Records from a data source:
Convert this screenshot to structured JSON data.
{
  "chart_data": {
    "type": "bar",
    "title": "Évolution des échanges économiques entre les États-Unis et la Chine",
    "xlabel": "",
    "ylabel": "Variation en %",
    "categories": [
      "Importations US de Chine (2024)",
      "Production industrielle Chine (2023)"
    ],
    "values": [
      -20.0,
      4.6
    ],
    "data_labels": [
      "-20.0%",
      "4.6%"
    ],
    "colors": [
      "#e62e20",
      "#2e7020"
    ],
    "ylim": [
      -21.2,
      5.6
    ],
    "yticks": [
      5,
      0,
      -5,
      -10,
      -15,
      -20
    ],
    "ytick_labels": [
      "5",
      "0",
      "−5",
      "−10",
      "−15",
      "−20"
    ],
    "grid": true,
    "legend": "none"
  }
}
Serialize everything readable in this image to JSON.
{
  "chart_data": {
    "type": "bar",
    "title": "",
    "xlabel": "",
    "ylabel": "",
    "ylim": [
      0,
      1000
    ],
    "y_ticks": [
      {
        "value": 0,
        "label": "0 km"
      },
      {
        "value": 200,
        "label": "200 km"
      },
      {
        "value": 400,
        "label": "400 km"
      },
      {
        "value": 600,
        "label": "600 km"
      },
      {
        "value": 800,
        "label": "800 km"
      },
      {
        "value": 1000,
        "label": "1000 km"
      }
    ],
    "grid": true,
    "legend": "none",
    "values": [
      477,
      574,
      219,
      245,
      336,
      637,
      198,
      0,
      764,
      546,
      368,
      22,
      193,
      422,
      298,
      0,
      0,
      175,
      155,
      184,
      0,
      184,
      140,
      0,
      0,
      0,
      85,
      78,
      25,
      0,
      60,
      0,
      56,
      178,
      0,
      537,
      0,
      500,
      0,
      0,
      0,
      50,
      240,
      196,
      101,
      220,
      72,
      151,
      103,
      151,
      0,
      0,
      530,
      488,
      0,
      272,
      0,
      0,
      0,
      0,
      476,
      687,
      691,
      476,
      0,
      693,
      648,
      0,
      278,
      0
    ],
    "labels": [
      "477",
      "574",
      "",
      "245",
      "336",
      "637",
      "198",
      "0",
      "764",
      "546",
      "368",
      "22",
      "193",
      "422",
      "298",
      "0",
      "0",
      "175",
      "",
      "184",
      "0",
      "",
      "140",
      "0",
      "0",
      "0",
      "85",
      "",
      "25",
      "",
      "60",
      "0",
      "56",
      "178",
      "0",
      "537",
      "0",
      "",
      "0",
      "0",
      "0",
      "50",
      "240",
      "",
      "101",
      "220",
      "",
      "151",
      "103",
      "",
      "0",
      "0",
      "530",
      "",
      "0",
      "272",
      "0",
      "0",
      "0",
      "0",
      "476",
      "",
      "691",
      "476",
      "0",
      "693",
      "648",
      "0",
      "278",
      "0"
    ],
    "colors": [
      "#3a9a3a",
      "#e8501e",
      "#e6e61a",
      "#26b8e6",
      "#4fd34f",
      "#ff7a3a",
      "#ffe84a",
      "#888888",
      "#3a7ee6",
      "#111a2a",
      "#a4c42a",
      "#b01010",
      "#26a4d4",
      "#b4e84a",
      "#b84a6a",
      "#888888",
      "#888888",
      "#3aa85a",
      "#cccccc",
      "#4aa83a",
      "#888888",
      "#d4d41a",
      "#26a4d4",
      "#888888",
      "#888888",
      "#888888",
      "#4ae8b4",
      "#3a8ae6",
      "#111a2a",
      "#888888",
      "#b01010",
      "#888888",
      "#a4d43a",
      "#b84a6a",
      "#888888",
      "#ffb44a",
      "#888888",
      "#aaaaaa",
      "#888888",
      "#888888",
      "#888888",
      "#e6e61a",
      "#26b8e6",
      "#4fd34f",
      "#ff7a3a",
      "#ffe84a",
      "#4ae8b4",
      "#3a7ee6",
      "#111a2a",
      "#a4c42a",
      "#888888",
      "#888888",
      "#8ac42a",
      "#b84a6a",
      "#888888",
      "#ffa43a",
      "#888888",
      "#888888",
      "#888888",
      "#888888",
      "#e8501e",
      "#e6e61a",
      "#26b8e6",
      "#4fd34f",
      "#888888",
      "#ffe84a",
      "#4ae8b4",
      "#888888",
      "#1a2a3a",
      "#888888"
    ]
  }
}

§ **Short exercise**:
Your task is to output all of the data above word for word.

§ **Output for this task**:
Convert this screenshot to structured JSON data.
{
  "chart_data": {
    "type": "bar",
    "title": "Évolution des échanges économiques entre les États-Unis et la Chine",
    "xlabel": "",
    "ylabel": "Variation en %",
    "categories": [
      "Importations US de Chine (2024)",
      "Production industrielle Chine (2023)"
    ],
    "values": [
      -20.0,
      4.6
    ],
    "data_labels": [
      "-20.0%",
      "4.6%"
    ],
    "colors": [
      "#e62e20",
      "#2e7020"
    ],
    "ylim": [
      -21.2,
      5.6
    ],
    "yticks": [
      5,
      0,
      -5,
      -10,
      -15,
      -20
    ],
    "ytick_labels": [
      "5",
      "0",
      "−5",
      "−10",
      "−15",
      "−20"
    ],
    "grid": true,
    "legend": "none"
  }
}
Serialize everything readable in this image to JSON.
{
  "chart_data": {
    "type": "bar",
    "title": "",
    "xlabel": "",
    "ylabel": "",
    "ylim": [
      0,
      1000
    ],
    "y_ticks": [
      {
        "value": 0,
        "label": "0 km"
      },
      {
        "value": 200,
        "label": "200 km"
      },
      {
        "value": 400,
        "label": "400 km"
      },
      {
        "value": 600,
        "label": "600 km"
      },
      {
        "value": 800,
        "label": "800 km"
      },
      {
        "value": 1000,
        "label": "1000 km"
      }
    ],
    "grid": true,
    "legend": "none",
    "values": [
      477,
      574,
      219,
      245,
      336,
      637,
      198,
      0,
      764,
      546,
      368,
      22,
      193,
      422,
      298,
      0,
      0,
      175,
      155,
      184,
      0,
      184,
      140,
      0,
      0,
      0,
      85,
      78,
      25,
      0,
      60,
      0,
      56,
      178,
      0,
      537,
      0,
      500,
      0,
      0,
      0,
      50,
      240,
      196,
      101,
      220,
      72,
      151,
      103,
      151,
      0,
      0,
      530,
      488,
      0,
      272,
      0,
      0,
      0,
      0,
      476,
      687,
      691,
      476,
      0,
      693,
      648,
      0,
      278,
      0
    ],
    "labels": [
      "477",
      "574",
      "",
      "245",
      "336",
      "637",
      "198",
      "0",
      "764",
      "546",
      "368",
      "22",
      "193",
      "422",
      "298",
      "0",
      "0",
      "175",
      "",
      "184",
      "0",
      "",
      "140",
      "0",
      "0",
      "0",
      "85",
      "",
      "25",
      "",
      "60",
      "0",
      "56",
      "178",
      "0",
      "537",
      "0",
      "",
      "0",
      "0",
      "0",
      "50",
      "240",
      "",
      "101",
      "220",
      "",
      "151",
      "103",
      "",
      "0",
      "0",
      "530",
      "",
      "0",
      "272",
      "0",
      "0",
      "0",
      "0",
      "476",
      "",
      "691",
      "476",
      "0",
      "693",
      "648",
      "0",
      "278",
      "0"
    ],
    "colors": [
      "#3a9a3a",
      "#e8501e",
      "#e6e61a",
      "#26b8e6",
      "#4fd34f",
      "#ff7a3a",
      "#ffe84a",
      "#888888",
      "#3a7ee6",
      "#111a2a",
      "#a4c42a",
      "#b01010",
      "#26a4d4",
      "#b4e84a",
      "#b84a6a",
      "#888888",
      "#888888",
      "#3aa85a",
      "#cccccc",
      "#4aa83a",
      "#888888",
      "#d4d41a",
      "#26a4d4",
      "#888888",
      "#888888",
      "#888888",
      "#4ae8b4",
      "#3a8ae6",
      "#111a2a",
      "#888888",
      "#b01010",
      "#888888",
      "#a4d43a",
      "#b84a6a",
      "#888888",
      "#ffb44a",
      "#888888",
      "#aaaaaa",
      "#888888",
      "#888888",
      "#888888",
      "#e6e61a",
      "#26b8e6",
      "#4fd34f",
      "#ff7a3a",
      "#ffe84a",
      "#4ae8b4",
      "#3a7ee6",
      "#111a2a",
      "#a4c42a",
      "#888888",
      "#888888",
      "#8ac42a",
      "#b84a6a",
      "#888888",
      "#ffa43a",
      "#888888",
      "#888888",
      "#888888",
      "#888888",
      "#e8501e",
      "#e6e61a",
      "#26b8e6",
      "#4fd34f",
      "#888888",
      "#ffe84a",
      "#4ae8b4",
      "#888888",
      "#1a2a3a",
      "#888888"
    ]
  }
}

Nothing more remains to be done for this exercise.